** What the task requires **
Type out the complete listing below word for word, without its pictures.

** Listed records **
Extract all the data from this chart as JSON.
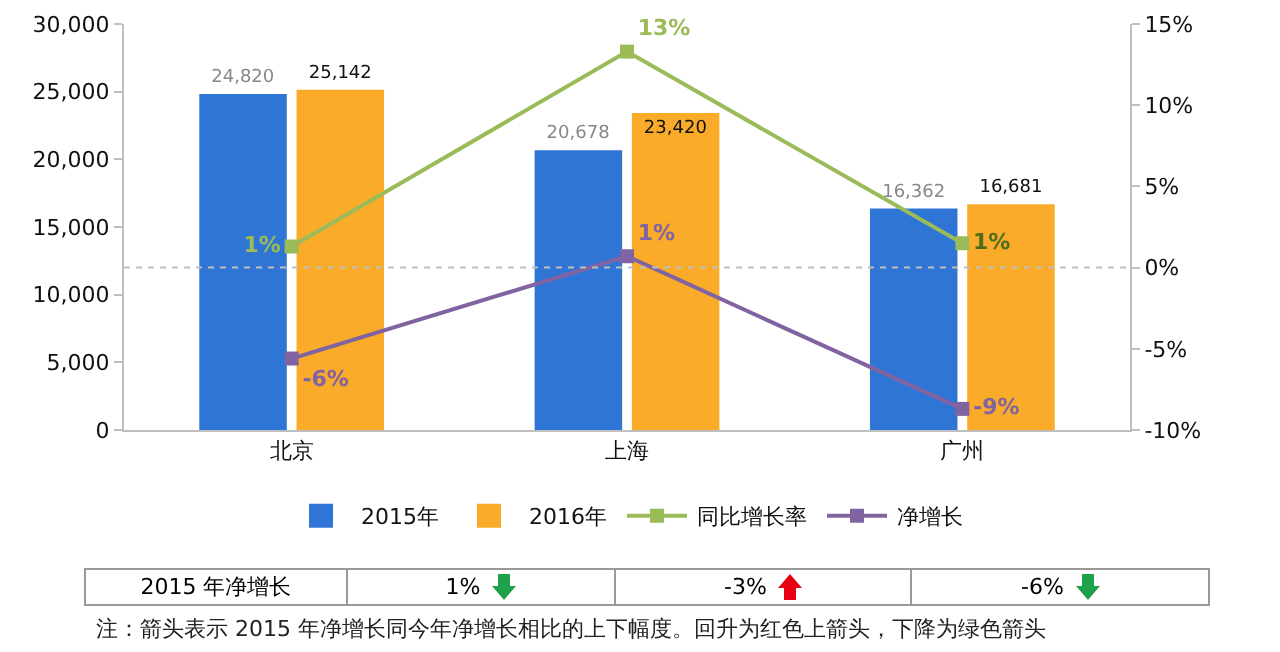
{
  "chart_data": {
    "type": "bar",
    "categories": [
      "北京",
      "上海",
      "广州"
    ],
    "series": [
      {
        "name": "2015年",
        "color": "#2e75d6",
        "values": [
          24820,
          20678,
          16362
        ],
        "value_labels": [
          "24,820",
          "20,678",
          "16,362"
        ]
      },
      {
        "name": "2016年",
        "color": "#fbab2a",
        "values": [
          25142,
          23420,
          16681
        ],
        "value_labels": [
          "25,142",
          "23,420",
          "16,681"
        ]
      },
      {
        "name": "同比增长率",
        "type": "line",
        "axis": "y2",
        "color": "#9bbb59",
        "values": [
          1.3,
          13.3,
          1.5
        ],
        "value_labels": [
          "1%",
          "13%",
          "1%"
        ]
      },
      {
        "name": "净增长",
        "type": "line",
        "axis": "y2",
        "color": "#8064a2",
        "values": [
          -5.6,
          0.7,
          -8.7
        ],
        "value_labels": [
          "-6%",
          "1%",
          "-9%"
        ]
      }
    ],
    "ylim": [
      0,
      30000
    ],
    "yticks": [
      {
        "value": 0,
        "label": "0"
      },
      {
        "value": 5000,
        "label": "5,000"
      },
      {
        "value": 10000,
        "label": "10,000"
      },
      {
        "value": 15000,
        "label": "15,000"
      },
      {
        "value": 20000,
        "label": "20,000"
      },
      {
        "value": 25000,
        "label": "25,000"
      },
      {
        "value": 30000,
        "label": "30,000"
      }
    ],
    "y2lim": [
      -10,
      15
    ],
    "y2ticks": [
      {
        "value": -10,
        "label": "-10%"
      },
      {
        "value": -5,
        "label": "-5%"
      },
      {
        "value": 0,
        "label": "0%"
      },
      {
        "value": 5,
        "label": "5%"
      },
      {
        "value": 10,
        "label": "10%"
      },
      {
        "value": 15,
        "label": "15%"
      }
    ],
    "ref_lines": [
      {
        "axis": "y2",
        "value": 0,
        "color": "#bfbfbf",
        "line_style": "dotted"
      }
    ],
    "marker": "square",
    "line_style": "solid",
    "grid": false,
    "legend": "bottom",
    "annotations": [
      "2015 年净增长",
      "1%",
      "-3%",
      "-6%",
      "注：箭头表示 2015 年净增长同今年净增长相比的上下幅度。回升为红色上箭头，下降为绿色箭头"
    ]
  }
}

** Finished exercise **
Extract all the data from this chart as JSON.
{
  "chart_data": {
    "type": "bar",
    "categories": [
      "北京",
      "上海",
      "广州"
    ],
    "series": [
      {
        "name": "2015年",
        "color": "#2e75d6",
        "values": [
          24820,
          20678,
          16362
        ],
        "value_labels": [
          "24,820",
          "20,678",
          "16,362"
        ]
      },
      {
        "name": "2016年",
        "color": "#fbab2a",
        "values": [
          25142,
          23420,
          16681
        ],
        "value_labels": [
          "25,142",
          "23,420",
          "16,681"
        ]
      },
      {
        "name": "同比增长率",
        "type": "line",
        "axis": "y2",
        "color": "#9bbb59",
        "values": [
          1.3,
          13.3,
          1.5
        ],
        "value_labels": [
          "1%",
          "13%",
          "1%"
        ]
      },
      {
        "name": "净增长",
        "type": "line",
        "axis": "y2",
        "color": "#8064a2",
        "values": [
          -5.6,
          0.7,
          -8.7
        ],
        "value_labels": [
          "-6%",
          "1%",
          "-9%"
        ]
      }
    ],
    "ylim": [
      0,
      30000
    ],
    "yticks": [
      {
        "value": 0,
        "label": "0"
      },
      {
        "value": 5000,
        "label": "5,000"
      },
      {
        "value": 10000,
        "label": "10,000"
      },
      {
        "value": 15000,
        "label": "15,000"
      },
      {
        "value": 20000,
        "label": "20,000"
      },
      {
        "value": 25000,
        "label": "25,000"
      },
      {
        "value": 30000,
        "label": "30,000"
      }
    ],
    "y2lim": [
      -10,
      15
    ],
    "y2ticks": [
      {
        "value": -10,
        "label": "-10%"
      },
      {
        "value": -5,
        "label": "-5%"
      },
      {
        "value": 0,
        "label": "0%"
      },
      {
        "value": 5,
        "label": "5%"
      },
      {
        "value": 10,
        "label": "10%"
      },
      {
        "value": 15,
        "label": "15%"
      }
    ],
    "ref_lines": [
      {
        "axis": "y2",
        "value": 0,
        "color": "#bfbfbf",
        "line_style": "dotted"
      }
    ],
    "marker": "square",
    "line_style": "solid",
    "grid": false,
    "legend": "bottom",
    "annotations": [
      "2015 年净增长",
      "1%",
      "-3%",
      "-6%",
      "注：箭头表示 2015 年净增长同今年净增长相比的上下幅度。回升为红色上箭头，下降为绿色箭头"
    ]
  }
}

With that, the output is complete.